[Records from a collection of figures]
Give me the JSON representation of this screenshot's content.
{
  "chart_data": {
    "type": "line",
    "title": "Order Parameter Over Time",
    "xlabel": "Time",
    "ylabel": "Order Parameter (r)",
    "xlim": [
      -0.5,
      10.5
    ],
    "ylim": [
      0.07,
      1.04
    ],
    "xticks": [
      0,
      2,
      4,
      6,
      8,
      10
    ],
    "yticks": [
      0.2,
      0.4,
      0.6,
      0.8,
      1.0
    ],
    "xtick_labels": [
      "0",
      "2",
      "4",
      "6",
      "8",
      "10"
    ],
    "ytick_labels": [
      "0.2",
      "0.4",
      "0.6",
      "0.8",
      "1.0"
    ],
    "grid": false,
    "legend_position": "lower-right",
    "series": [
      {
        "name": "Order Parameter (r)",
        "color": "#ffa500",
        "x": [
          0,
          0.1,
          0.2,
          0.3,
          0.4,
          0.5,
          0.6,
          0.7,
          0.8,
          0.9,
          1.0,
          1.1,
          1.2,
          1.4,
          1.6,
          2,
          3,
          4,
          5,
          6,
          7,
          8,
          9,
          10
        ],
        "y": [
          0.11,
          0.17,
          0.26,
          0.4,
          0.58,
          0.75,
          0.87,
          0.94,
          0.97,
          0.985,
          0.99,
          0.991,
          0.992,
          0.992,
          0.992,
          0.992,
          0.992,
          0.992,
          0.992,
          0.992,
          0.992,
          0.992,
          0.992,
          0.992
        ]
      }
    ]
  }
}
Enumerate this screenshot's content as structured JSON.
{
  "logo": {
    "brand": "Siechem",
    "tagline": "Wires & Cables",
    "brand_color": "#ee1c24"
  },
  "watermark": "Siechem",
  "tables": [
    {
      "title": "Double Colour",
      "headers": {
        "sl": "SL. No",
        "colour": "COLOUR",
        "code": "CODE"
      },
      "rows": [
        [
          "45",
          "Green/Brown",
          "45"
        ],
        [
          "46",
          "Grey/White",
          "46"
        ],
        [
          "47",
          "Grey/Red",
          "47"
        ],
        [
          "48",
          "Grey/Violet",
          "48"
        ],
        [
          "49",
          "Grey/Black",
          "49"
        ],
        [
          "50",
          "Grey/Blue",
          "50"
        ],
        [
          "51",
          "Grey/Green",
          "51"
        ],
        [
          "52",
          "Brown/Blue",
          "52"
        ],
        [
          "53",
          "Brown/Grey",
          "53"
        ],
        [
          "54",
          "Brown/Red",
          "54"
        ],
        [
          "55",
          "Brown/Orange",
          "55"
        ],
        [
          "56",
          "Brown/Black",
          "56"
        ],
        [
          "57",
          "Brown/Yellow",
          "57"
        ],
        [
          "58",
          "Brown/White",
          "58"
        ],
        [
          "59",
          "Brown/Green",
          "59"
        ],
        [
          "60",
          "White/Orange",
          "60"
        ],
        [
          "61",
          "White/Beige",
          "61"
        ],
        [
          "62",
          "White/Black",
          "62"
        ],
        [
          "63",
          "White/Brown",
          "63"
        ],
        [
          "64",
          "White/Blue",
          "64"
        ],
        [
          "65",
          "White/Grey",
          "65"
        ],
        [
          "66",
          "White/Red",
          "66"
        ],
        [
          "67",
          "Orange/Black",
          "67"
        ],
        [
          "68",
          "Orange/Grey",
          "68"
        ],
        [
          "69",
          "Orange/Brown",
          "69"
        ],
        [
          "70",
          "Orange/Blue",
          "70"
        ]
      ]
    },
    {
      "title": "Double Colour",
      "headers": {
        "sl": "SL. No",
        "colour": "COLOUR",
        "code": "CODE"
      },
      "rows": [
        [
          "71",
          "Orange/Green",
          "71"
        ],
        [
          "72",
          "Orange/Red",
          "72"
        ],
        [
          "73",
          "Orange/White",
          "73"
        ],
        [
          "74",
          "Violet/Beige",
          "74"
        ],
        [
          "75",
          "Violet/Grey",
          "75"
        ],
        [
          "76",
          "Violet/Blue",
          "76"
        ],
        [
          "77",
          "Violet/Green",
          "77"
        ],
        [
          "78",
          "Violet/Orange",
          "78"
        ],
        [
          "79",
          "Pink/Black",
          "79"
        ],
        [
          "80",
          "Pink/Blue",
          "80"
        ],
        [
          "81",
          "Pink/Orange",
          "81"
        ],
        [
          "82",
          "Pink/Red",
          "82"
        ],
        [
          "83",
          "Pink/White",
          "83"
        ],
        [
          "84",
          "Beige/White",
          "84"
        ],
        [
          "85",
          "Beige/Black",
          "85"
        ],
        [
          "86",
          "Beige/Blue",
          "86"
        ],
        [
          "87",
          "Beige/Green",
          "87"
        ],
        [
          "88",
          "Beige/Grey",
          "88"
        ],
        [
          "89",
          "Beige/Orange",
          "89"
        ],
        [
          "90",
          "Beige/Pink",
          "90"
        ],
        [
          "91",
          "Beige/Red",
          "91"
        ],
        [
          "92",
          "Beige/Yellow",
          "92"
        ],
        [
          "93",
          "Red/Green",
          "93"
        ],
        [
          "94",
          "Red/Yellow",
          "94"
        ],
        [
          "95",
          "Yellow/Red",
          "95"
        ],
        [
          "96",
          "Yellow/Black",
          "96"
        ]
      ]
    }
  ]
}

= Exercise requirements =
Every line above should be printed again exactly as it stands.

= Exercise response =
Give me the JSON representation of this screenshot's content.
{
  "chart_data": {
    "type": "line",
    "title": "Order Parameter Over Time",
    "xlabel": "Time",
    "ylabel": "Order Parameter (r)",
    "xlim": [
      -0.5,
      10.5
    ],
    "ylim": [
      0.07,
      1.04
    ],
    "xticks": [
      0,
      2,
      4,
      6,
      8,
      10
    ],
    "yticks": [
      0.2,
      0.4,
      0.6,
      0.8,
      1.0
    ],
    "xtick_labels": [
      "0",
      "2",
      "4",
      "6",
      "8",
      "10"
    ],
    "ytick_labels": [
      "0.2",
      "0.4",
      "0.6",
      "0.8",
      "1.0"
    ],
    "grid": false,
    "legend_position": "lower-right",
    "series": [
      {
        "name": "Order Parameter (r)",
        "color": "#ffa500",
        "x": [
          0,
          0.1,
          0.2,
          0.3,
          0.4,
          0.5,
          0.6,
          0.7,
          0.8,
          0.9,
          1.0,
          1.1,
          1.2,
          1.4,
          1.6,
          2,
          3,
          4,
          5,
          6,
          7,
          8,
          9,
          10
        ],
        "y": [
          0.11,
          0.17,
          0.26,
          0.4,
          0.58,
          0.75,
          0.87,
          0.94,
          0.97,
          0.985,
          0.99,
          0.991,
          0.992,
          0.992,
          0.992,
          0.992,
          0.992,
          0.992,
          0.992,
          0.992,
          0.992,
          0.992,
          0.992,
          0.992
        ]
      }
    ]
  }
}
Enumerate this screenshot's content as structured JSON.
{
  "logo": {
    "brand": "Siechem",
    "tagline": "Wires & Cables",
    "brand_color": "#ee1c24"
  },
  "watermark": "Siechem",
  "tables": [
    {
      "title": "Double Colour",
      "headers": {
        "sl": "SL. No",
        "colour": "COLOUR",
        "code": "CODE"
      },
      "rows": [
        [
          "45",
          "Green/Brown",
          "45"
        ],
        [
          "46",
          "Grey/White",
          "46"
        ],
        [
          "47",
          "Grey/Red",
          "47"
        ],
        [
          "48",
          "Grey/Violet",
          "48"
        ],
        [
          "49",
          "Grey/Black",
          "49"
        ],
        [
          "50",
          "Grey/Blue",
          "50"
        ],
        [
          "51",
          "Grey/Green",
          "51"
        ],
        [
          "52",
          "Brown/Blue",
          "52"
        ],
        [
          "53",
          "Brown/Grey",
          "53"
        ],
        [
          "54",
          "Brown/Red",
          "54"
        ],
        [
          "55",
          "Brown/Orange",
          "55"
        ],
        [
          "56",
          "Brown/Black",
          "56"
        ],
        [
          "57",
          "Brown/Yellow",
          "57"
        ],
        [
          "58",
          "Brown/White",
          "58"
        ],
        [
          "59",
          "Brown/Green",
          "59"
        ],
        [
          "60",
          "White/Orange",
          "60"
        ],
        [
          "61",
          "White/Beige",
          "61"
        ],
        [
          "62",
          "White/Black",
          "62"
        ],
        [
          "63",
          "White/Brown",
          "63"
        ],
        [
          "64",
          "White/Blue",
          "64"
        ],
        [
          "65",
          "White/Grey",
          "65"
        ],
        [
          "66",
          "White/Red",
          "66"
        ],
        [
          "67",
          "Orange/Black",
          "67"
        ],
        [
          "68",
          "Orange/Grey",
          "68"
        ],
        [
          "69",
          "Orange/Brown",
          "69"
        ],
        [
          "70",
          "Orange/Blue",
          "70"
        ]
      ]
    },
    {
      "title": "Double Colour",
      "headers": {
        "sl": "SL. No",
        "colour": "COLOUR",
        "code": "CODE"
      },
      "rows": [
        [
          "71",
          "Orange/Green",
          "71"
        ],
        [
          "72",
          "Orange/Red",
          "72"
        ],
        [
          "73",
          "Orange/White",
          "73"
        ],
        [
          "74",
          "Violet/Beige",
          "74"
        ],
        [
          "75",
          "Violet/Grey",
          "75"
        ],
        [
          "76",
          "Violet/Blue",
          "76"
        ],
        [
          "77",
          "Violet/Green",
          "77"
        ],
        [
          "78",
          "Violet/Orange",
          "78"
        ],
        [
          "79",
          "Pink/Black",
          "79"
        ],
        [
          "80",
          "Pink/Blue",
          "80"
        ],
        [
          "81",
          "Pink/Orange",
          "81"
        ],
        [
          "82",
          "Pink/Red",
          "82"
        ],
        [
          "83",
          "Pink/White",
          "83"
        ],
        [
          "84",
          "Beige/White",
          "84"
        ],
        [
          "85",
          "Beige/Black",
          "85"
        ],
        [
          "86",
          "Beige/Blue",
          "86"
        ],
        [
          "87",
          "Beige/Green",
          "87"
        ],
        [
          "88",
          "Beige/Grey",
          "88"
        ],
        [
          "89",
          "Beige/Orange",
          "89"
        ],
        [
          "90",
          "Beige/Pink",
          "90"
        ],
        [
          "91",
          "Beige/Red",
          "91"
        ],
        [
          "92",
          "Beige/Yellow",
          "92"
        ],
        [
          "93",
          "Red/Green",
          "93"
        ],
        [
          "94",
          "Red/Yellow",
          "94"
        ],
        [
          "95",
          "Yellow/Red",
          "95"
        ],
        [
          "96",
          "Yellow/Black",
          "96"
        ]
      ]
    }
  ]
}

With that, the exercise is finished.